-- Start of RECORDS FOR PROCESSING --

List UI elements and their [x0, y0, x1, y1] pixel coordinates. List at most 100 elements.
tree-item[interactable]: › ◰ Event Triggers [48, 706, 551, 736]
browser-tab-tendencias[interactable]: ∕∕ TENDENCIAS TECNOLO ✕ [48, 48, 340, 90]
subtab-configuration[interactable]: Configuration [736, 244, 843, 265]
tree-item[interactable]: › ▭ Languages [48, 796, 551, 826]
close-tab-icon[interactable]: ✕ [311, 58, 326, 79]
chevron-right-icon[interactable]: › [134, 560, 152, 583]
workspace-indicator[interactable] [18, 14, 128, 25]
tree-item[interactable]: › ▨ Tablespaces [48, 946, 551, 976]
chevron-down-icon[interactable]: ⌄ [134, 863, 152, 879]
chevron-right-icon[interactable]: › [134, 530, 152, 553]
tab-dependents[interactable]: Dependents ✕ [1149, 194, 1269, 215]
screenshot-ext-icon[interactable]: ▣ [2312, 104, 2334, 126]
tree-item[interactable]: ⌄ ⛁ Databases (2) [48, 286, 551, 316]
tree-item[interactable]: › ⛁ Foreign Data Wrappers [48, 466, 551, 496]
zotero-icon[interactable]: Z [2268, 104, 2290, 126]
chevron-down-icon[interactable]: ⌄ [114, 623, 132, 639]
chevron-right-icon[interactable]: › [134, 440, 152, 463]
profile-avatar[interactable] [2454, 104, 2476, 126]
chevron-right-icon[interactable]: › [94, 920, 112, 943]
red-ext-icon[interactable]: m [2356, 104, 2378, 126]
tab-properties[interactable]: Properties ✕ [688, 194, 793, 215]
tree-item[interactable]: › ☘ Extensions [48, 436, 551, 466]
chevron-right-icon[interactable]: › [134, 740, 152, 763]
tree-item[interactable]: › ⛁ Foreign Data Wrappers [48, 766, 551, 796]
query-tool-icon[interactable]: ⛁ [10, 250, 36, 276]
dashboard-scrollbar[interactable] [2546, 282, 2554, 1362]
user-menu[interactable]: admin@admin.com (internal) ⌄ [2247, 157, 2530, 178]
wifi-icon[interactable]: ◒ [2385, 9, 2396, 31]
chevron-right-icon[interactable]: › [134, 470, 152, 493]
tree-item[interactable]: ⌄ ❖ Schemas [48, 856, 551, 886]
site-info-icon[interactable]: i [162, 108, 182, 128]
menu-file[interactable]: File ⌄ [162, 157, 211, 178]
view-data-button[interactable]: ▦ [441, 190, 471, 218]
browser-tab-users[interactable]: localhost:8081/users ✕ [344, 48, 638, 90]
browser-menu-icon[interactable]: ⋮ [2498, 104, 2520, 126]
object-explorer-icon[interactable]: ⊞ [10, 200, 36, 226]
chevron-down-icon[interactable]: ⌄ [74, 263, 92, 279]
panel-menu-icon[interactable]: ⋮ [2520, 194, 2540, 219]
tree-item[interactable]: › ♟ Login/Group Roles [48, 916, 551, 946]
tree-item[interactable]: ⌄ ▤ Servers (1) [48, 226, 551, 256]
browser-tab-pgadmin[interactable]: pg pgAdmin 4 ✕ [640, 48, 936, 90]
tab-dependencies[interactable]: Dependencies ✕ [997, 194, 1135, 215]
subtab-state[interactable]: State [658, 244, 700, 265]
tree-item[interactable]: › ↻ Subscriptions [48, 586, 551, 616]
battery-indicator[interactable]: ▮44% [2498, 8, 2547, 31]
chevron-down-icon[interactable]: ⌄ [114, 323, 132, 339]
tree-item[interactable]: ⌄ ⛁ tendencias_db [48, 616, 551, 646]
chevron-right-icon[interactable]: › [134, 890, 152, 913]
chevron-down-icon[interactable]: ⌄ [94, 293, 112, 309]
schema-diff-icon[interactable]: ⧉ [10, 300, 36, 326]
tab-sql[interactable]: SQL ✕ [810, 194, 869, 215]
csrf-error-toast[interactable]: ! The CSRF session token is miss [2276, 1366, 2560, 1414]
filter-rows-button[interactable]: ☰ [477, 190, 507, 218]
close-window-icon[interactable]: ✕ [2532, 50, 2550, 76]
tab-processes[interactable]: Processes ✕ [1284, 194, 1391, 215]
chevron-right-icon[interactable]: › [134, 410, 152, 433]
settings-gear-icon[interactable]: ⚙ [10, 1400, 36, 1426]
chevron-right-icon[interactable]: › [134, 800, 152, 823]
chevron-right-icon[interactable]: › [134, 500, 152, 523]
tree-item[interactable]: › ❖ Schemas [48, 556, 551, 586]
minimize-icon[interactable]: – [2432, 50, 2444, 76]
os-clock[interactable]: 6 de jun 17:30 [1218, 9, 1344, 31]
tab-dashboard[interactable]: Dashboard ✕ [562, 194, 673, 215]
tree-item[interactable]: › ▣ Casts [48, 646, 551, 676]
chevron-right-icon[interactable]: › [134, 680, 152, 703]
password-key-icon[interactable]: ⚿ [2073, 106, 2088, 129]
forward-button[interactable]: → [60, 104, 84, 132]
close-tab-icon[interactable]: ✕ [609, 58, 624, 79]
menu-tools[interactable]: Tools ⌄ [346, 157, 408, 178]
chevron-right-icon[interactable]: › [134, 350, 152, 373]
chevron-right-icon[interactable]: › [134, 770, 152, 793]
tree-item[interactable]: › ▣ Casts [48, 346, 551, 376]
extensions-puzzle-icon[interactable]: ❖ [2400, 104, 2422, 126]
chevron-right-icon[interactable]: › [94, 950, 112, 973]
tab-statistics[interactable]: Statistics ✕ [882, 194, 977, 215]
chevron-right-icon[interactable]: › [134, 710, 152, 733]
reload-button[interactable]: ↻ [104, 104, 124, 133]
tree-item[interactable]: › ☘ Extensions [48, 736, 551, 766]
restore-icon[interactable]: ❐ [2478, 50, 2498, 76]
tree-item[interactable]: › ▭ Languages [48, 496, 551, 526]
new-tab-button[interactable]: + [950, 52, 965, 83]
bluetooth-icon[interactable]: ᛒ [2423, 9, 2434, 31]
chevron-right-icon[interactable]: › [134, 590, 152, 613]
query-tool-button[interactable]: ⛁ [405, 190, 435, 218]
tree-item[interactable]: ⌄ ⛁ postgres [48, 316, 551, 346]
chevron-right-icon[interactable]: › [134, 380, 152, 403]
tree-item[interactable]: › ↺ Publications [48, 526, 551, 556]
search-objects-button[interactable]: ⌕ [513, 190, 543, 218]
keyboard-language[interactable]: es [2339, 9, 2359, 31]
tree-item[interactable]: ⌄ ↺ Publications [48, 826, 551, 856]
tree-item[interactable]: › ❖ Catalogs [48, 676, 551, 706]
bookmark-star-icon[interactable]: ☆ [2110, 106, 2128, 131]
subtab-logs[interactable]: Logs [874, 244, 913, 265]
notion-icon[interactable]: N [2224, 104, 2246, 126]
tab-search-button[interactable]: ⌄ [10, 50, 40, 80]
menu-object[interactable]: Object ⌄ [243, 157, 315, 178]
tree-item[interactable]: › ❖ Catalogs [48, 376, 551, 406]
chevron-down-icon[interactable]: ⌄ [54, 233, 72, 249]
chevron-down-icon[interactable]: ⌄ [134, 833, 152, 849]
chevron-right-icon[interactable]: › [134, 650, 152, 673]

-- End of RECORDS FOR PROCESSING --

▸ THE PROBLEM
Starting at the first line of the material and ending at the line containing "tree-item[interactable]: › ☘ Extensions [48, 436, 551, 466]", format those lines as a JSON list of strings, one string per line, with blank lines left out.

▸ SOLUTION TO THIS PROBLEM
[
  "List UI elements and their [x0, y0, x1, y1] pixel coordinates. List at most 100 elements.",
  "tree-item[interactable]: › ◰ Event Triggers [48, 706, 551, 736]",
  "browser-tab-tendencias[interactable]: ∕∕ TENDENCIAS TECNOLO ✕ [48, 48, 340, 90]",
  "subtab-configuration[interactable]: Configuration [736, 244, 843, 265]",
  "tree-item[interactable]: › ▭ Languages [48, 796, 551, 826]",
  "close-tab-icon[interactable]: ✕ [311, 58, 326, 79]",
  "chevron-right-icon[interactable]: › [134, 560, 152, 583]",
  "workspace-indicator[interactable] [18, 14, 128, 25]",
  "tree-item[interactable]: › ▨ Tablespaces [48, 946, 551, 976]",
  "chevron-down-icon[interactable]: ⌄ [134, 863, 152, 879]",
  "chevron-right-icon[interactable]: › [134, 530, 152, 553]",
  "tab-dependents[interactable]: Dependents ✕ [1149, 194, 1269, 215]",
  "screenshot-ext-icon[interactable]: ▣ [2312, 104, 2334, 126]",
  "tree-item[interactable]: ⌄ ⛁ Databases (2) [48, 286, 551, 316]",
  "tree-item[interactable]: › ⛁ Foreign Data Wrappers [48, 466, 551, 496]",
  "zotero-icon[interactable]: Z [2268, 104, 2290, 126]",
  "chevron-down-icon[interactable]: ⌄ [114, 623, 132, 639]",
  "chevron-right-icon[interactable]: › [134, 440, 152, 463]",
  "profile-avatar[interactable] [2454, 104, 2476, 126]",
  "chevron-right-icon[interactable]: › [94, 920, 112, 943]",
  "red-ext-icon[interactable]: m [2356, 104, 2378, 126]",
  "tab-properties[interactable]: Properties ✕ [688, 194, 793, 215]",
  "tree-item[interactable]: › ☘ Extensions [48, 436, 551, 466]"
]